## RECORDS FOR THIS TASK
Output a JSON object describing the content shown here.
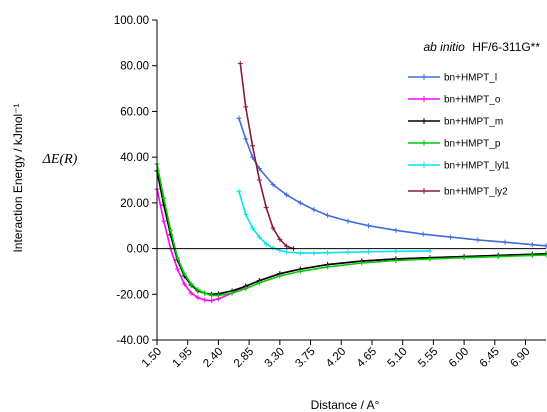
{
  "chart_data": {
    "type": "line",
    "title": "",
    "annotation_prefix": "ab initio",
    "annotation_method": "HF/6-311G**",
    "ylabel": "Interaction Energy / kJmol⁻¹",
    "ylabel_symbol": "ΔE(R)",
    "xlabel": "Distance / A°",
    "xlim": [
      1.5,
      7.2
    ],
    "ylim": [
      -40,
      100
    ],
    "y_ticks": [
      "-40.00",
      "-20.00",
      "0.00",
      "20.00",
      "40.00",
      "60.00",
      "80.00",
      "100.00"
    ],
    "y_tick_values": [
      -40,
      -20,
      0,
      20,
      40,
      60,
      80,
      100
    ],
    "x_ticks": [
      "1.50",
      "1.95",
      "2.40",
      "2.85",
      "3.30",
      "3.75",
      "4.20",
      "4.65",
      "5.10",
      "5.55",
      "6.00",
      "6.45",
      "6.90"
    ],
    "x_tick_values": [
      1.5,
      1.95,
      2.4,
      2.85,
      3.3,
      3.75,
      4.2,
      4.65,
      5.1,
      5.55,
      6.0,
      6.45,
      6.9
    ],
    "grid": false,
    "legend_position": "top-right",
    "series": [
      {
        "name": "bn+HMPT_l",
        "color": "#4169E1",
        "x": [
          2.7,
          2.8,
          2.9,
          3.0,
          3.2,
          3.4,
          3.6,
          3.8,
          4.0,
          4.3,
          4.6,
          5.0,
          5.4,
          5.8,
          6.2,
          6.6,
          7.0,
          7.2
        ],
        "y": [
          57,
          48,
          40,
          35,
          28,
          23.5,
          20,
          17,
          14.5,
          12,
          10,
          8,
          6.3,
          5,
          3.8,
          2.8,
          1.7,
          1.2
        ]
      },
      {
        "name": "bn+HMPT_o",
        "color": "#FF00FF",
        "x": [
          1.5,
          1.6,
          1.7,
          1.8,
          1.9,
          2.0,
          2.1,
          2.2,
          2.3,
          2.4,
          2.6,
          2.8,
          3.0,
          3.3,
          3.6,
          4.0,
          4.5,
          5.0,
          5.5,
          6.0,
          6.5,
          7.0,
          7.2
        ],
        "y": [
          26,
          12,
          0,
          -9,
          -15.5,
          -19.5,
          -21.5,
          -22.5,
          -22.8,
          -22,
          -19.5,
          -16.5,
          -14,
          -11,
          -9,
          -7,
          -5.5,
          -4.5,
          -4,
          -3.5,
          -3,
          -2.5,
          -2.3
        ]
      },
      {
        "name": "bn+HMPT_m",
        "color": "#000000",
        "x": [
          1.5,
          1.6,
          1.7,
          1.8,
          1.9,
          2.0,
          2.1,
          2.2,
          2.3,
          2.4,
          2.6,
          2.8,
          3.0,
          3.3,
          3.6,
          4.0,
          4.5,
          5.0,
          5.5,
          6.0,
          6.5,
          7.0,
          7.2
        ],
        "y": [
          34,
          19,
          6,
          -5,
          -12,
          -16,
          -18.5,
          -19.5,
          -20,
          -19.8,
          -18.5,
          -16.5,
          -14,
          -11,
          -9,
          -7,
          -5.5,
          -4.5,
          -4,
          -3.5,
          -3,
          -2.5,
          -2.3
        ]
      },
      {
        "name": "bn+HMPT_p",
        "color": "#00CC00",
        "x": [
          1.5,
          1.6,
          1.7,
          1.8,
          1.9,
          2.0,
          2.1,
          2.2,
          2.3,
          2.4,
          2.6,
          2.8,
          3.0,
          3.3,
          3.6,
          4.0,
          4.5,
          5.0,
          5.5,
          6.0,
          6.5,
          7.0,
          7.2
        ],
        "y": [
          37,
          22,
          8,
          -4,
          -11,
          -15.5,
          -18,
          -19.5,
          -20.5,
          -20.5,
          -19.5,
          -17.5,
          -15,
          -12,
          -10,
          -8,
          -6.3,
          -5.2,
          -4.5,
          -4,
          -3.5,
          -3,
          -2.8
        ]
      },
      {
        "name": "bn+HMPT_lyl1",
        "color": "#00E5EE",
        "x": [
          2.7,
          2.8,
          2.9,
          3.0,
          3.1,
          3.2,
          3.3,
          3.4,
          3.6,
          3.8,
          4.0,
          4.3,
          4.6,
          5.0,
          5.5
        ],
        "y": [
          25,
          15,
          9,
          5,
          2,
          0.3,
          -0.8,
          -1.5,
          -2,
          -2,
          -1.8,
          -1.6,
          -1.4,
          -1.2,
          -1
        ]
      },
      {
        "name": "bn+HMPT_ly2",
        "color": "#8B1A3A",
        "x": [
          2.72,
          2.8,
          2.9,
          3.0,
          3.1,
          3.2,
          3.3,
          3.4,
          3.5
        ],
        "y": [
          81,
          62,
          45,
          30,
          18,
          9,
          4,
          1,
          0
        ]
      }
    ]
  }
}
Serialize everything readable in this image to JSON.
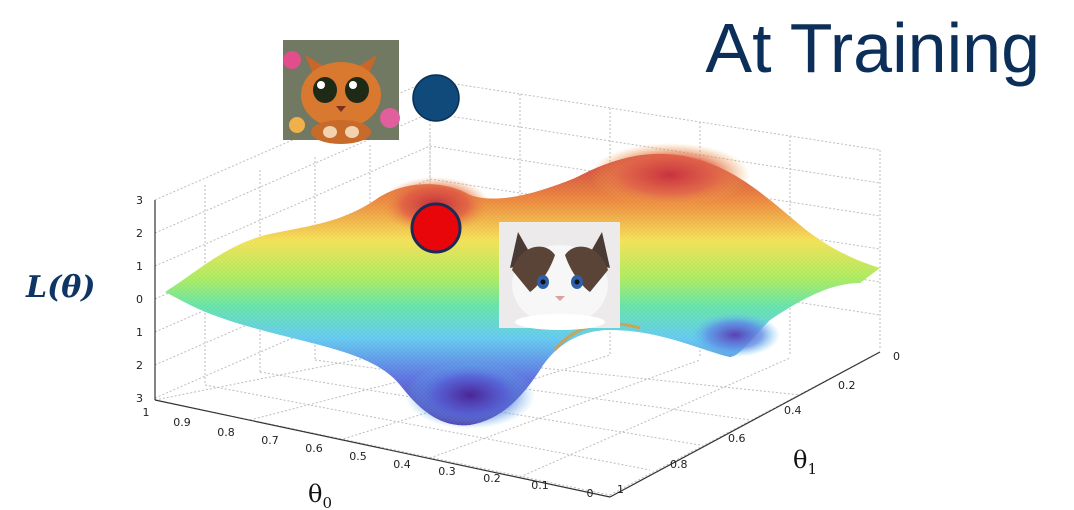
{
  "title": "At Training",
  "loss_label": "L(θ)",
  "axes": {
    "x_symbol": "θ",
    "x_subscript": "0",
    "y_symbol": "θ",
    "y_subscript": "1",
    "z_ticks": [
      "3",
      "2",
      "1",
      "0",
      "1",
      "2",
      "3"
    ],
    "theta0_ticks": [
      "1",
      "0.9",
      "0.8",
      "0.7",
      "0.6",
      "0.5",
      "0.4",
      "0.3",
      "0.2",
      "0.1",
      "0"
    ],
    "theta1_ticks": [
      "0",
      "0.2",
      "0.4",
      "0.6",
      "0.8",
      "1"
    ]
  },
  "markers": [
    {
      "name": "training-point",
      "color": "#0f4a7a"
    },
    {
      "name": "current-point",
      "color": "#e8060b"
    }
  ],
  "images": [
    {
      "name": "cartoon-cat-image",
      "subject": "cartoon orange cat"
    },
    {
      "name": "ragdoll-cat-image",
      "subject": "white and brown ragdoll cat"
    }
  ]
}
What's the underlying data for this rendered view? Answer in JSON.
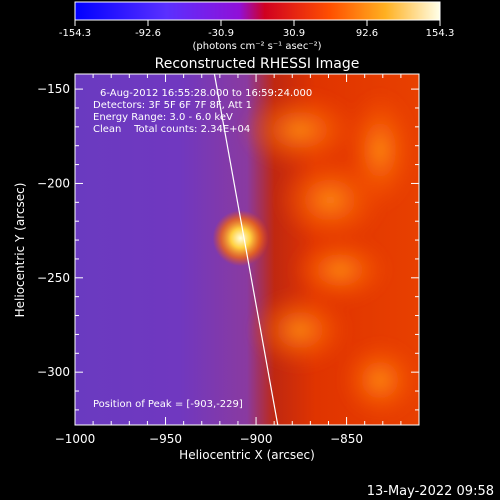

## TASK INSTRUCTIONS
Each line above is to be copied verbatim. Drop any image from the copy.

## TASK RESPONSE
Output a JSON object describing the content shown here.
{
  "chart_data": {
    "type": "line",
    "title": "",
    "annotation_prefix": "ab initio",
    "annotation_method": "HF/6-311G**",
    "ylabel": "Interaction Energy / kJmol⁻¹",
    "ylabel_symbol": "ΔE(R)",
    "xlabel": "Distance / A°",
    "xlim": [
      1.5,
      7.2
    ],
    "ylim": [
      -40,
      100
    ],
    "y_ticks": [
      "-40.00",
      "-20.00",
      "0.00",
      "20.00",
      "40.00",
      "60.00",
      "80.00",
      "100.00"
    ],
    "y_tick_values": [
      -40,
      -20,
      0,
      20,
      40,
      60,
      80,
      100
    ],
    "x_ticks": [
      "1.50",
      "1.95",
      "2.40",
      "2.85",
      "3.30",
      "3.75",
      "4.20",
      "4.65",
      "5.10",
      "5.55",
      "6.00",
      "6.45",
      "6.90"
    ],
    "x_tick_values": [
      1.5,
      1.95,
      2.4,
      2.85,
      3.3,
      3.75,
      4.2,
      4.65,
      5.1,
      5.55,
      6.0,
      6.45,
      6.9
    ],
    "grid": false,
    "legend_position": "top-right",
    "series": [
      {
        "name": "bn+HMPT_l",
        "color": "#4169E1",
        "x": [
          2.7,
          2.8,
          2.9,
          3.0,
          3.2,
          3.4,
          3.6,
          3.8,
          4.0,
          4.3,
          4.6,
          5.0,
          5.4,
          5.8,
          6.2,
          6.6,
          7.0,
          7.2
        ],
        "y": [
          57,
          48,
          40,
          35,
          28,
          23.5,
          20,
          17,
          14.5,
          12,
          10,
          8,
          6.3,
          5,
          3.8,
          2.8,
          1.7,
          1.2
        ]
      },
      {
        "name": "bn+HMPT_o",
        "color": "#FF00FF",
        "x": [
          1.5,
          1.6,
          1.7,
          1.8,
          1.9,
          2.0,
          2.1,
          2.2,
          2.3,
          2.4,
          2.6,
          2.8,
          3.0,
          3.3,
          3.6,
          4.0,
          4.5,
          5.0,
          5.5,
          6.0,
          6.5,
          7.0,
          7.2
        ],
        "y": [
          26,
          12,
          0,
          -9,
          -15.5,
          -19.5,
          -21.5,
          -22.5,
          -22.8,
          -22,
          -19.5,
          -16.5,
          -14,
          -11,
          -9,
          -7,
          -5.5,
          -4.5,
          -4,
          -3.5,
          -3,
          -2.5,
          -2.3
        ]
      },
      {
        "name": "bn+HMPT_m",
        "color": "#000000",
        "x": [
          1.5,
          1.6,
          1.7,
          1.8,
          1.9,
          2.0,
          2.1,
          2.2,
          2.3,
          2.4,
          2.6,
          2.8,
          3.0,
          3.3,
          3.6,
          4.0,
          4.5,
          5.0,
          5.5,
          6.0,
          6.5,
          7.0,
          7.2
        ],
        "y": [
          34,
          19,
          6,
          -5,
          -12,
          -16,
          -18.5,
          -19.5,
          -20,
          -19.8,
          -18.5,
          -16.5,
          -14,
          -11,
          -9,
          -7,
          -5.5,
          -4.5,
          -4,
          -3.5,
          -3,
          -2.5,
          -2.3
        ]
      },
      {
        "name": "bn+HMPT_p",
        "color": "#00CC00",
        "x": [
          1.5,
          1.6,
          1.7,
          1.8,
          1.9,
          2.0,
          2.1,
          2.2,
          2.3,
          2.4,
          2.6,
          2.8,
          3.0,
          3.3,
          3.6,
          4.0,
          4.5,
          5.0,
          5.5,
          6.0,
          6.5,
          7.0,
          7.2
        ],
        "y": [
          37,
          22,
          8,
          -4,
          -11,
          -15.5,
          -18,
          -19.5,
          -20.5,
          -20.5,
          -19.5,
          -17.5,
          -15,
          -12,
          -10,
          -8,
          -6.3,
          -5.2,
          -4.5,
          -4,
          -3.5,
          -3,
          -2.8
        ]
      },
      {
        "name": "bn+HMPT_lyl1",
        "color": "#00E5EE",
        "x": [
          2.7,
          2.8,
          2.9,
          3.0,
          3.1,
          3.2,
          3.3,
          3.4,
          3.6,
          3.8,
          4.0,
          4.3,
          4.6,
          5.0,
          5.5
        ],
        "y": [
          25,
          15,
          9,
          5,
          2,
          0.3,
          -0.8,
          -1.5,
          -2,
          -2,
          -1.8,
          -1.6,
          -1.4,
          -1.2,
          -1
        ]
      },
      {
        "name": "bn+HMPT_ly2",
        "color": "#8B1A3A",
        "x": [
          2.72,
          2.8,
          2.9,
          3.0,
          3.1,
          3.2,
          3.3,
          3.4,
          3.5
        ],
        "y": [
          81,
          62,
          45,
          30,
          18,
          9,
          4,
          1,
          0
        ]
      }
    ]
  }
}
Serialize everything readable in this image to JSON.
{
  "title": "At Training",
  "loss_label": "L(θ)",
  "axes": {
    "x_symbol": "θ",
    "x_subscript": "0",
    "y_symbol": "θ",
    "y_subscript": "1",
    "z_ticks": [
      "3",
      "2",
      "1",
      "0",
      "1",
      "2",
      "3"
    ],
    "theta0_ticks": [
      "1",
      "0.9",
      "0.8",
      "0.7",
      "0.6",
      "0.5",
      "0.4",
      "0.3",
      "0.2",
      "0.1",
      "0"
    ],
    "theta1_ticks": [
      "0",
      "0.2",
      "0.4",
      "0.6",
      "0.8",
      "1"
    ]
  },
  "markers": [
    {
      "name": "training-point",
      "color": "#0f4a7a"
    },
    {
      "name": "current-point",
      "color": "#e8060b"
    }
  ],
  "images": [
    {
      "name": "cartoon-cat-image",
      "subject": "cartoon orange cat"
    },
    {
      "name": "ragdoll-cat-image",
      "subject": "white and brown ragdoll cat"
    }
  ]
}
What's the underlying data for this rendered view? Answer in JSON.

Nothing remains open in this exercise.